## [Travail demandé]
Pouvez-vous restituer mot pour mot l'extrait sur le logiciel EPM, de « La rédaction de » à « était plutôt convaincante. » ?

## [Extrait proposé]

——

La rédaction de la RAB a assisté la semaine dernière à une présentation par la Ville de Paris de son logiciel de passation des marchés dit "EPM".
Les avantages de ce logiciel sont, semble-t-il (il n'a pas été possible de le tester directement) :
- de rédiger des pièces administratives : à la différence d'autres logiciels payants, il faut reconnaître que l'intérêt dans EPM est de pouvoir renseigner l'ensemble des pièces nécessaires en une seule fois. Ainsi, par exemple, en renseignant l'objet du marché dans le RC, celui-ci appraît automatiquement dans les autres pièces qui seront élaborées (évitant ainsi des copier-coller astreignants). La démonstration qui a été effectuée était plutôt convaincante.
- de lancer une procédure de consultation en permettant une interface avec des logiciels en amont (de définition des besoins, de recensement des opérations des travaux...) et la plateforme de dématérialisation.
- d'inclure un planning de l'élaboration du marché et de permettre à l'acheteur de s'inscrire dès en amont à une CAO (d'où une visibilité de l'ordre du jour des CAO sur trois à quatre mois, au lieu de quinze jours)
- de disposer d'une base documentaire (documents types rédigés en internes, veille juridique, actualités...). L'enrichissement de cette base documentaire nécessite une forte mobilisation de ressources en interne, ce qui peut paraître comme un inconvénient pour des collectivités qui ne disposeraient pas des moyens nécessaires (service juridique ou de commande publique)
- d'éditer des statistiques grâce à sa base de données.
L'outil est donc assez complet, facilement paramétrable par les administrateurs et ergonomique.

——

[Données de détection de la mise en page des documents]

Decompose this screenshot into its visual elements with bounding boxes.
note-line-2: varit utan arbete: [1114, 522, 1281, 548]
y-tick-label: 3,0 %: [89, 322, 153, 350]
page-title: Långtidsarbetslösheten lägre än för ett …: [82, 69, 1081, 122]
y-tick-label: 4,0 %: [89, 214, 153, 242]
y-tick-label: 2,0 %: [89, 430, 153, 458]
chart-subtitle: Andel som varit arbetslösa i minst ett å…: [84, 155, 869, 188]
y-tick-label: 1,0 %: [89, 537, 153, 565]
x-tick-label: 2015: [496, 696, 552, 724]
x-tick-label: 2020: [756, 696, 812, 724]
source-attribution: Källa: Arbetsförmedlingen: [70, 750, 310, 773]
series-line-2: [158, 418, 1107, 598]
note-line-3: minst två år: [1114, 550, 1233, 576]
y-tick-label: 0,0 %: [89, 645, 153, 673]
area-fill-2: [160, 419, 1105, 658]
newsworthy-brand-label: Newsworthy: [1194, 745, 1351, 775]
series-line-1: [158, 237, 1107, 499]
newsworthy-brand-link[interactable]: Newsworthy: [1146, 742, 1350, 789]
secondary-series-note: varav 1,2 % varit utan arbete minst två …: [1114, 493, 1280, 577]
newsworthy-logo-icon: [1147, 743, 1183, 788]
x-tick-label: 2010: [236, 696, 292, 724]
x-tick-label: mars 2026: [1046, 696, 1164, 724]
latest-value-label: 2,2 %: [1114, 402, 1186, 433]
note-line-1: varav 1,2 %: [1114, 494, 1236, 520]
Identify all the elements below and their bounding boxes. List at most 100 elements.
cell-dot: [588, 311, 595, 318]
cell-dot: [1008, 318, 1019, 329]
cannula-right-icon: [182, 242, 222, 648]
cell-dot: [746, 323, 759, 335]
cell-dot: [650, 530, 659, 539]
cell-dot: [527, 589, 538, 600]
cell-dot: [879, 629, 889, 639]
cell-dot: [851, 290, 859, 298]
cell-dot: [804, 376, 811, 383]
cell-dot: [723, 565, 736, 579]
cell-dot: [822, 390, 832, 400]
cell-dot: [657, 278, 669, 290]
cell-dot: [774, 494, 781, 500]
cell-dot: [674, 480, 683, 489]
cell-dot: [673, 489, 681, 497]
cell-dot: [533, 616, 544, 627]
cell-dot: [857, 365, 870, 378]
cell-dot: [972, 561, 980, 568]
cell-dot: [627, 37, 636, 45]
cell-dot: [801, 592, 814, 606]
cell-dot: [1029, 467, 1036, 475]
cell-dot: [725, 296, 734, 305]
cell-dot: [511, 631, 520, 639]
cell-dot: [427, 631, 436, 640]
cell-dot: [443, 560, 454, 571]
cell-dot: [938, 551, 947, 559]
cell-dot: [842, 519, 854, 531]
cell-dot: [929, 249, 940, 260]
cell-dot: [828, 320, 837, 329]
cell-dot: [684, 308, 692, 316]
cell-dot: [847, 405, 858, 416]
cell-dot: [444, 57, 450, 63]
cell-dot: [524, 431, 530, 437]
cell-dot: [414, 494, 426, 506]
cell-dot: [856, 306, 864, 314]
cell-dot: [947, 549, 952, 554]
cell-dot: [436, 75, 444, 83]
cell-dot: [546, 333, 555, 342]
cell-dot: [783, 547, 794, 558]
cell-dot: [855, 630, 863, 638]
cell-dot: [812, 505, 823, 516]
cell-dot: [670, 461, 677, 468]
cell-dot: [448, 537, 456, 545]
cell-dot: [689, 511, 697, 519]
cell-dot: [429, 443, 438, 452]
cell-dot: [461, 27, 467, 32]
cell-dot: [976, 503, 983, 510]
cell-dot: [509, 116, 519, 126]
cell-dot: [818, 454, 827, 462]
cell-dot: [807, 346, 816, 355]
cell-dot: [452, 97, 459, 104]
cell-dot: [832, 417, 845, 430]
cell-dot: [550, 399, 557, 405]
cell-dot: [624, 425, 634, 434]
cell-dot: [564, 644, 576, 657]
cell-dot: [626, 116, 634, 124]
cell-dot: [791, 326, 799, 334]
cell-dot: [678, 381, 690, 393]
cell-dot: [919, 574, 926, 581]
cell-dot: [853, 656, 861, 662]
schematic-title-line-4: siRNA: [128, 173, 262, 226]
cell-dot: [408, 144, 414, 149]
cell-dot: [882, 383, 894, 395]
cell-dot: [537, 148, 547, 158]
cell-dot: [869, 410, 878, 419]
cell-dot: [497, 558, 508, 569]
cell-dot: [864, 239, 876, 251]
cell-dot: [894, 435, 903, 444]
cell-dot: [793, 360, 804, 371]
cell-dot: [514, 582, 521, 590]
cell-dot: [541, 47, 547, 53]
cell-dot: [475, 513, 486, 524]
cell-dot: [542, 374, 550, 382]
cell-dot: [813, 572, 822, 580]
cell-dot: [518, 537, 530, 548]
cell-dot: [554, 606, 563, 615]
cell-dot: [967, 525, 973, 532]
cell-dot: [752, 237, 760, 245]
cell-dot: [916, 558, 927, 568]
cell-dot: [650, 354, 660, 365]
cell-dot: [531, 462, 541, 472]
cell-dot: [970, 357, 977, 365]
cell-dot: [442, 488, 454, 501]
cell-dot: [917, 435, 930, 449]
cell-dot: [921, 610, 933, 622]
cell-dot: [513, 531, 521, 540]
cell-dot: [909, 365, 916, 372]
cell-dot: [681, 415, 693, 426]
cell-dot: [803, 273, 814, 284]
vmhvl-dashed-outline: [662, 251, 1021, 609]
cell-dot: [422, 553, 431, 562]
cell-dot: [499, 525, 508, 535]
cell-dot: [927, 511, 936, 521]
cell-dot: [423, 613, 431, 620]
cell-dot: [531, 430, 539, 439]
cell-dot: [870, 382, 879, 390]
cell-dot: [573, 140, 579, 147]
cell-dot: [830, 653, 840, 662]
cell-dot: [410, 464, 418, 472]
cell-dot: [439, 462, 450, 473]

——

## [Tâche accomplie]
La rédaction de la RAB a assisté la semaine dernière à une présentation par la Ville de Paris de son logiciel de passation des marchés dit "EPM".
Les avantages de ce logiciel sont, semble-t-il (il n'a pas été possible de le tester directement) :
- de rédiger des pièces administratives : à la différence d'autres logiciels payants, il faut reconnaître que l'intérêt dans EPM est de pouvoir renseigner l'ensemble des pièces nécessaires en une seule fois. Ainsi, par exemple, en renseignant l'objet du marché dans le RC, celui-ci appraît automatiquement dans les autres pièces qui seront élaborées (évitant ainsi des copier-coller astreignants). La démonstration qui a été effectuée était plutôt convaincante.